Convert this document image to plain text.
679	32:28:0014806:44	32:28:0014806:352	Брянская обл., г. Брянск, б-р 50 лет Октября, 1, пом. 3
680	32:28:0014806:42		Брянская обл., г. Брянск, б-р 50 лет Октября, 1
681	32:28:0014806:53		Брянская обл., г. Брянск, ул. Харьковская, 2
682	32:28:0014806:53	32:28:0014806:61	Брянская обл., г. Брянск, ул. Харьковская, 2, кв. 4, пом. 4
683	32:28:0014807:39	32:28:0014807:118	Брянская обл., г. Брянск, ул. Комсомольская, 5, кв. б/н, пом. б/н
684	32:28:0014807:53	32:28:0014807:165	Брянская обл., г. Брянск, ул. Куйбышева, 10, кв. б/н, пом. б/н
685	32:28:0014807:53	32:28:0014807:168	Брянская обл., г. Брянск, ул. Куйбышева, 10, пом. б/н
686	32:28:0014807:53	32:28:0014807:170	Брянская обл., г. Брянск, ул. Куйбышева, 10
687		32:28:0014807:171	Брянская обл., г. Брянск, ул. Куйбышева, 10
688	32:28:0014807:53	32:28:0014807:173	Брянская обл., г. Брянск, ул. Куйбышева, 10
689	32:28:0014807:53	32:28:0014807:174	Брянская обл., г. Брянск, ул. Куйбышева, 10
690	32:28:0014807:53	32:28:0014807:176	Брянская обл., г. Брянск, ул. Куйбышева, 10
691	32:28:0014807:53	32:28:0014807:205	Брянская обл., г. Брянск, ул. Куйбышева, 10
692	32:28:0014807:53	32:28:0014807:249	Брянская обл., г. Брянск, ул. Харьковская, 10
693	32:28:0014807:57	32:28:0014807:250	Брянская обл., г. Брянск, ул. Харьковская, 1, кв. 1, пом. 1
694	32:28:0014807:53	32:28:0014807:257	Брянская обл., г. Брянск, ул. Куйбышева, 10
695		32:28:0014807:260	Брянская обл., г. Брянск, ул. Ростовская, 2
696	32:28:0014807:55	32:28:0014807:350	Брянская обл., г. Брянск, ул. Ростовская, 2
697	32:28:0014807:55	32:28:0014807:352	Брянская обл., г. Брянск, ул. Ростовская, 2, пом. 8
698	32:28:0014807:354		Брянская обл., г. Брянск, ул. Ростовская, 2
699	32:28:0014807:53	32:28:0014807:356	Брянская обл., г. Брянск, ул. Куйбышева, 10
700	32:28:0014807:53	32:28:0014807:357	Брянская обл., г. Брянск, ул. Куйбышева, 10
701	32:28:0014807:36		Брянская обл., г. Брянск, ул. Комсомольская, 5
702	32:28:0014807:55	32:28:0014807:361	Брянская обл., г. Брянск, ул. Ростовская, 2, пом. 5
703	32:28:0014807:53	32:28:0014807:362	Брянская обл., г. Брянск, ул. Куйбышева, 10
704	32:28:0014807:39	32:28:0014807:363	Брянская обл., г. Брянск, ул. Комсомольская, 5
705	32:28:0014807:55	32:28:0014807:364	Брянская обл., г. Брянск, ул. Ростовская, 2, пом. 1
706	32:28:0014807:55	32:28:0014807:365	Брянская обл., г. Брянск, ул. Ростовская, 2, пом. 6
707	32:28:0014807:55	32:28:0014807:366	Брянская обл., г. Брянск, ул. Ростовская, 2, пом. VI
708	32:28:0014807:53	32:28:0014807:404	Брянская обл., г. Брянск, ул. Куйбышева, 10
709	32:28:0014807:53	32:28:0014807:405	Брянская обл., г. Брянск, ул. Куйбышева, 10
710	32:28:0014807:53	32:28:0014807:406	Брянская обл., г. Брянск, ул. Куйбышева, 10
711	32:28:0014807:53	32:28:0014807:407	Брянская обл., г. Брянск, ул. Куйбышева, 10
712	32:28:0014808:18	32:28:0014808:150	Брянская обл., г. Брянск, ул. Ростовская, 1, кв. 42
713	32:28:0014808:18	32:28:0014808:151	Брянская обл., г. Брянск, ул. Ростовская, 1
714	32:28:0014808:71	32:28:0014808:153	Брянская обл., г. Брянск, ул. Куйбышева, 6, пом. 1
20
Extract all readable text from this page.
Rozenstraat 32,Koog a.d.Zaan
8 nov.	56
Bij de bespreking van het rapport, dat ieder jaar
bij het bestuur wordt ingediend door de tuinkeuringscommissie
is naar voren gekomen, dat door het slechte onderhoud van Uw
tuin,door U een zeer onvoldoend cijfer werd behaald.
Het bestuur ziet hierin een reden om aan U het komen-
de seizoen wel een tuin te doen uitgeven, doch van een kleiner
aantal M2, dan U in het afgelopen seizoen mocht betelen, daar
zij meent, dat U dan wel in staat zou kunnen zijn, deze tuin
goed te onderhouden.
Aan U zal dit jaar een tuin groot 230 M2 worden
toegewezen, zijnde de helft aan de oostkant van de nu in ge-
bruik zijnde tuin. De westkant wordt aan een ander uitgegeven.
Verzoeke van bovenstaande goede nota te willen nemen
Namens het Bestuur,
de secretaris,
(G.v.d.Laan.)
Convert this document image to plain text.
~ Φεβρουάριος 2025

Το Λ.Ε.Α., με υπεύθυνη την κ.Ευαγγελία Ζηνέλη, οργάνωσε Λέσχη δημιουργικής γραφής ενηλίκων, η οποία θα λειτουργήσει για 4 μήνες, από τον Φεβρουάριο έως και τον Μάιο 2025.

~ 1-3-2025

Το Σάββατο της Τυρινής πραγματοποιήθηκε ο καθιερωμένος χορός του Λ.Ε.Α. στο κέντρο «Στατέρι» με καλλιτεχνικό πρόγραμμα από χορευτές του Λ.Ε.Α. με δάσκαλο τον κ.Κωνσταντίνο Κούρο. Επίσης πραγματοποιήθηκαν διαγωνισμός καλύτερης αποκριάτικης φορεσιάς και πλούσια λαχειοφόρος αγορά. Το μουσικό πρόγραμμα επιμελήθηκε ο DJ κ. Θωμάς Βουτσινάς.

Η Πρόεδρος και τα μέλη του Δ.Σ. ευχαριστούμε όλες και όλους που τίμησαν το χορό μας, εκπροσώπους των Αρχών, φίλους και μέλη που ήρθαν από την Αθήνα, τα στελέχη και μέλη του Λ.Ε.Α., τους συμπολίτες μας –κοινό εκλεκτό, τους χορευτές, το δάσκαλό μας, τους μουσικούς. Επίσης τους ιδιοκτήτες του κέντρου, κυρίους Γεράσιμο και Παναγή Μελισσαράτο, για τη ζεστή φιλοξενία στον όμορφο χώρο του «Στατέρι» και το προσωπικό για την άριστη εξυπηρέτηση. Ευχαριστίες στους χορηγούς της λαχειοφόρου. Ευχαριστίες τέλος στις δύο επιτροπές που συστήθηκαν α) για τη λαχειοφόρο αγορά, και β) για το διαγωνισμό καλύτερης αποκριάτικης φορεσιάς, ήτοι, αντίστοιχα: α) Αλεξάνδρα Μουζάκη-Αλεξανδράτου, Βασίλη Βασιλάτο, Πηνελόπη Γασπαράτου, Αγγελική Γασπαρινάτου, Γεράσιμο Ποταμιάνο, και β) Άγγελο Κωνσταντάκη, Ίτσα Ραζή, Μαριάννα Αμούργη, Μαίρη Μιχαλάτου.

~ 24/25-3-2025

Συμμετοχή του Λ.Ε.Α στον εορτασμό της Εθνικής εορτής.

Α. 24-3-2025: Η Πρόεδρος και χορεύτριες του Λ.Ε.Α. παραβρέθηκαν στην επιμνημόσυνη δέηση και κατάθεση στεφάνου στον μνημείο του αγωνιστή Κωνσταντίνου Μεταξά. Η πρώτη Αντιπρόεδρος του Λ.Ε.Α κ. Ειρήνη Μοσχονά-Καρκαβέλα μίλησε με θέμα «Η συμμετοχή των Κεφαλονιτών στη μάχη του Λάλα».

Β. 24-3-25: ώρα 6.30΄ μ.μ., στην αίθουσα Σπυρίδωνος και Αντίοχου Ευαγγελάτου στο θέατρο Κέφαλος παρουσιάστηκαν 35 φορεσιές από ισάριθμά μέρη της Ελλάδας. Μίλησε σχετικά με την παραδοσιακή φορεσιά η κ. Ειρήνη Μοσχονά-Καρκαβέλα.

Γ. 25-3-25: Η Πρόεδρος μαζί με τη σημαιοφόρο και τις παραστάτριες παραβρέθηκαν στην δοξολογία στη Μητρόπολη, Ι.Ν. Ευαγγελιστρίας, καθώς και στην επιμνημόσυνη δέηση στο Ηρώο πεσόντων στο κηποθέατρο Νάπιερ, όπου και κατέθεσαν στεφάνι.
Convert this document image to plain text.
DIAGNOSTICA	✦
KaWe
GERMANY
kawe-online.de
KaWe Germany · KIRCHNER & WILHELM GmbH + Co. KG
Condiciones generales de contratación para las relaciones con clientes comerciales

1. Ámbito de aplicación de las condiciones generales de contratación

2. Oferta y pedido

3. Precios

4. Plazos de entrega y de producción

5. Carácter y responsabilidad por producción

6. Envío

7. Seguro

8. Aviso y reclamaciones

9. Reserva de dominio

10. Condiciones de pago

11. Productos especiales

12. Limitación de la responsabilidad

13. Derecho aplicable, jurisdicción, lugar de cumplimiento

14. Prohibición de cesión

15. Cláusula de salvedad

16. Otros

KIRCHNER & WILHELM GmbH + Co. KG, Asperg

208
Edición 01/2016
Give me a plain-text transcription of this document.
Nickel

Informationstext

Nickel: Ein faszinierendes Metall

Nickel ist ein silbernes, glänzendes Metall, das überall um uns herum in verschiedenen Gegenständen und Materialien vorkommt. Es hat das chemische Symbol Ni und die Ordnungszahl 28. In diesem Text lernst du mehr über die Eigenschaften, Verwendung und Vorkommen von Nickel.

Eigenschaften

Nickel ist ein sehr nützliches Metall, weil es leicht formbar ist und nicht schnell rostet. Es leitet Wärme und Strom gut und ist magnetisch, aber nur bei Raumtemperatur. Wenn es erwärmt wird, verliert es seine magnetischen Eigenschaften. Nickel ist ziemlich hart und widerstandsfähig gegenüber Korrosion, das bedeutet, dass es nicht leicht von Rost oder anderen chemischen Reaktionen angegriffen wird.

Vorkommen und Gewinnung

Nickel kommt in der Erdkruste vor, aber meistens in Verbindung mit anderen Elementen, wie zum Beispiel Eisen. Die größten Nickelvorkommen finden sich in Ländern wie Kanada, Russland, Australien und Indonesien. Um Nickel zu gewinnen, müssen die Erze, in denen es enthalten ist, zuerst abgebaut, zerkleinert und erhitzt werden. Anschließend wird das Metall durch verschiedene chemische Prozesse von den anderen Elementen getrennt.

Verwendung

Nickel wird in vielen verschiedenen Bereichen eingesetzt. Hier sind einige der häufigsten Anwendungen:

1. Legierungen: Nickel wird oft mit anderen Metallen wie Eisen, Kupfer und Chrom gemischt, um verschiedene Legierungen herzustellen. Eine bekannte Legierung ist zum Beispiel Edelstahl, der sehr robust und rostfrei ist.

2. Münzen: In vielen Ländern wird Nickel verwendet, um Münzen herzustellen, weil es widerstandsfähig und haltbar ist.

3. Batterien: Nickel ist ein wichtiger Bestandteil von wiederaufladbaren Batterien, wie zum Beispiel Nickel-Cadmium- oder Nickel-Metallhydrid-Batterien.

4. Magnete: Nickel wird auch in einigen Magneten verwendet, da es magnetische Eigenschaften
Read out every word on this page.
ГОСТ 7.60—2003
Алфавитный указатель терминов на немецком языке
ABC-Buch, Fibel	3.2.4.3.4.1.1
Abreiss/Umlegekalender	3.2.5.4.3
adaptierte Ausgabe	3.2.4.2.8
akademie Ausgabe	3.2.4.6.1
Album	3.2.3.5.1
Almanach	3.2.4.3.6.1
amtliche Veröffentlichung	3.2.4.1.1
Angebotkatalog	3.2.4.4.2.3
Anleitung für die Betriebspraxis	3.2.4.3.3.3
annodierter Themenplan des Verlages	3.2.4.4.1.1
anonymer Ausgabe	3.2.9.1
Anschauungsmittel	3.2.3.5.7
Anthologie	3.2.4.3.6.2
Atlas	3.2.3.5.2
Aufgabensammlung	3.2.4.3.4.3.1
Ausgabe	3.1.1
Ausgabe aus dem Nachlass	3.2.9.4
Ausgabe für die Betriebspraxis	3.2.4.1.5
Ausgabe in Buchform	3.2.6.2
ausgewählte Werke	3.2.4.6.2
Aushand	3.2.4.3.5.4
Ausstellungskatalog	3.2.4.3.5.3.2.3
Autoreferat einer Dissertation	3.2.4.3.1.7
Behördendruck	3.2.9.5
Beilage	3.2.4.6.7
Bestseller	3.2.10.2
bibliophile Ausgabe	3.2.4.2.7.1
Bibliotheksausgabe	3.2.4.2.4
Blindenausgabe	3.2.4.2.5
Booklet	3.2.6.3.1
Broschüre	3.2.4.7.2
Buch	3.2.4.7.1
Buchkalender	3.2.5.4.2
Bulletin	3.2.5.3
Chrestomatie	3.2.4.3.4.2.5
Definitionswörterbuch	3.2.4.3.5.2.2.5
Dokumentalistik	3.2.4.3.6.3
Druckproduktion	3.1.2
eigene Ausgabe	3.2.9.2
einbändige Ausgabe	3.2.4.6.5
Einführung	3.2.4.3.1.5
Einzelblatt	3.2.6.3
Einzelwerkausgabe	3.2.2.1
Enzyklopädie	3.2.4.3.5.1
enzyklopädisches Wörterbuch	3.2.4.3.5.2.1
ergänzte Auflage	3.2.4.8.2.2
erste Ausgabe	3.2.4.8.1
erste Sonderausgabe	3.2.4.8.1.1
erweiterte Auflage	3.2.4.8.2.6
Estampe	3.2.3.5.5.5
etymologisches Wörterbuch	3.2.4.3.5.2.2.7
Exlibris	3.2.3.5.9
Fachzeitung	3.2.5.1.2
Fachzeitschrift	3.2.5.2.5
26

— What the exercise asks —
Lines that hold "Eisen" are the ones to copy; find all of them.

— Expected answer —
Nickel kommt in der Erdkruste vor, aber meistens in Verbindung mit anderen Elementen, wie zum Beispiel Eisen. Die größten Nickelvorkommen finden sich in Ländern wie Kanada, Russland, Australien und Indonesien. Um Nickel zu gewinnen, müssen die Erze, in denen es enthalten ist, zuerst abgebaut, zerkleinert und erhitzt werden. Anschließend wird das Metall durch verschiedene chemische Prozesse von den anderen Elementen getrennt.
1. Legierungen: Nickel wird oft mit anderen Metallen wie Eisen, Kupfer und Chrom gemischt, um verschiedene Legierungen herzustellen. Eine bekannte Legierung ist zum Beispiel Edelstahl, der sehr robust und rostfrei ist.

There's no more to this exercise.